▶ [Directions for this task]: Would you retype all of these records exactly?

══ Data shown

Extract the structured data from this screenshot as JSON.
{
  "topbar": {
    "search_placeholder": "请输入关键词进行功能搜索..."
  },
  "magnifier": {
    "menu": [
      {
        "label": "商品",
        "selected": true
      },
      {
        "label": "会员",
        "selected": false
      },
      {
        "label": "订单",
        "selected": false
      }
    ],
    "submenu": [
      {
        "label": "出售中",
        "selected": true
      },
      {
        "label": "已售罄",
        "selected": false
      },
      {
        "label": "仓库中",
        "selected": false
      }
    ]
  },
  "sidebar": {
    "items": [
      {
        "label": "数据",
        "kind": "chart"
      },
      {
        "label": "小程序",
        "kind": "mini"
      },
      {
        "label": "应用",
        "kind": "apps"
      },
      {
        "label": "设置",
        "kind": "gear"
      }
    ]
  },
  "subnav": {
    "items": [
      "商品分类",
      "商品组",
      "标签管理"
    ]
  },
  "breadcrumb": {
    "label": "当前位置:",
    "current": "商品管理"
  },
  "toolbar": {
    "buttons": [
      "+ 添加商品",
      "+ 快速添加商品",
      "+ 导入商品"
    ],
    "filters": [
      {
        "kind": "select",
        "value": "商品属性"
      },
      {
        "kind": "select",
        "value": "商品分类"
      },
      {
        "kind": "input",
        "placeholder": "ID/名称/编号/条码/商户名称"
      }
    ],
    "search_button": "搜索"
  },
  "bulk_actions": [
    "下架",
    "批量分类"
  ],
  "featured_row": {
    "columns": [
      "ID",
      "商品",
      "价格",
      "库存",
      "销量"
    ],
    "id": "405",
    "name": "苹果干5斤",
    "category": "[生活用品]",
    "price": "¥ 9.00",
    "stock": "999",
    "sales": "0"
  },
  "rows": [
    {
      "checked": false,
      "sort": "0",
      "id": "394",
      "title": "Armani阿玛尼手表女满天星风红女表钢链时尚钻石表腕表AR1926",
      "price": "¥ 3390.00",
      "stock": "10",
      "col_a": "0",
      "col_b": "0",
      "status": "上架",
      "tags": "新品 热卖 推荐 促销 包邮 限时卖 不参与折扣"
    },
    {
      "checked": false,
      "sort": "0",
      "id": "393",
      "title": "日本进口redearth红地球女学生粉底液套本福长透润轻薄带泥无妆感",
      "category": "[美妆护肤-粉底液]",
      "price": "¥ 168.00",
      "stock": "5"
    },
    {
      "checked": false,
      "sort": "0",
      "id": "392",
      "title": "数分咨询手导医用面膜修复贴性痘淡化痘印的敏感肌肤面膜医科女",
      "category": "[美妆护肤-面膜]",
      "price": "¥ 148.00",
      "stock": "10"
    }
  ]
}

════

▶ [Answer for this exercise]:
Extract the structured data from this screenshot as JSON.
{
  "topbar": {
    "search_placeholder": "请输入关键词进行功能搜索..."
  },
  "magnifier": {
    "menu": [
      {
        "label": "商品",
        "selected": true
      },
      {
        "label": "会员",
        "selected": false
      },
      {
        "label": "订单",
        "selected": false
      }
    ],
    "submenu": [
      {
        "label": "出售中",
        "selected": true
      },
      {
        "label": "已售罄",
        "selected": false
      },
      {
        "label": "仓库中",
        "selected": false
      }
    ]
  },
  "sidebar": {
    "items": [
      {
        "label": "数据",
        "kind": "chart"
      },
      {
        "label": "小程序",
        "kind": "mini"
      },
      {
        "label": "应用",
        "kind": "apps"
      },
      {
        "label": "设置",
        "kind": "gear"
      }
    ]
  },
  "subnav": {
    "items": [
      "商品分类",
      "商品组",
      "标签管理"
    ]
  },
  "breadcrumb": {
    "label": "当前位置:",
    "current": "商品管理"
  },
  "toolbar": {
    "buttons": [
      "+ 添加商品",
      "+ 快速添加商品",
      "+ 导入商品"
    ],
    "filters": [
      {
        "kind": "select",
        "value": "商品属性"
      },
      {
        "kind": "select",
        "value": "商品分类"
      },
      {
        "kind": "input",
        "placeholder": "ID/名称/编号/条码/商户名称"
      }
    ],
    "search_button": "搜索"
  },
  "bulk_actions": [
    "下架",
    "批量分类"
  ],
  "featured_row": {
    "columns": [
      "ID",
      "商品",
      "价格",
      "库存",
      "销量"
    ],
    "id": "405",
    "name": "苹果干5斤",
    "category": "[生活用品]",
    "price": "¥ 9.00",
    "stock": "999",
    "sales": "0"
  },
  "rows": [
    {
      "checked": false,
      "sort": "0",
      "id": "394",
      "title": "Armani阿玛尼手表女满天星风红女表钢链时尚钻石表腕表AR1926",
      "price": "¥ 3390.00",
      "stock": "10",
      "col_a": "0",
      "col_b": "0",
      "status": "上架",
      "tags": "新品 热卖 推荐 促销 包邮 限时卖 不参与折扣"
    },
    {
      "checked": false,
      "sort": "0",
      "id": "393",
      "title": "日本进口redearth红地球女学生粉底液套本福长透润轻薄带泥无妆感",
      "category": "[美妆护肤-粉底液]",
      "price": "¥ 168.00",
      "stock": "5"
    },
    {
      "checked": false,
      "sort": "0",
      "id": "392",
      "title": "数分咨询手导医用面膜修复贴性痘淡化痘印的敏感肌肤面膜医科女",
      "category": "[美妆护肤-面膜]",
      "price": "¥ 148.00",
      "stock": "10"
    }
  ]
}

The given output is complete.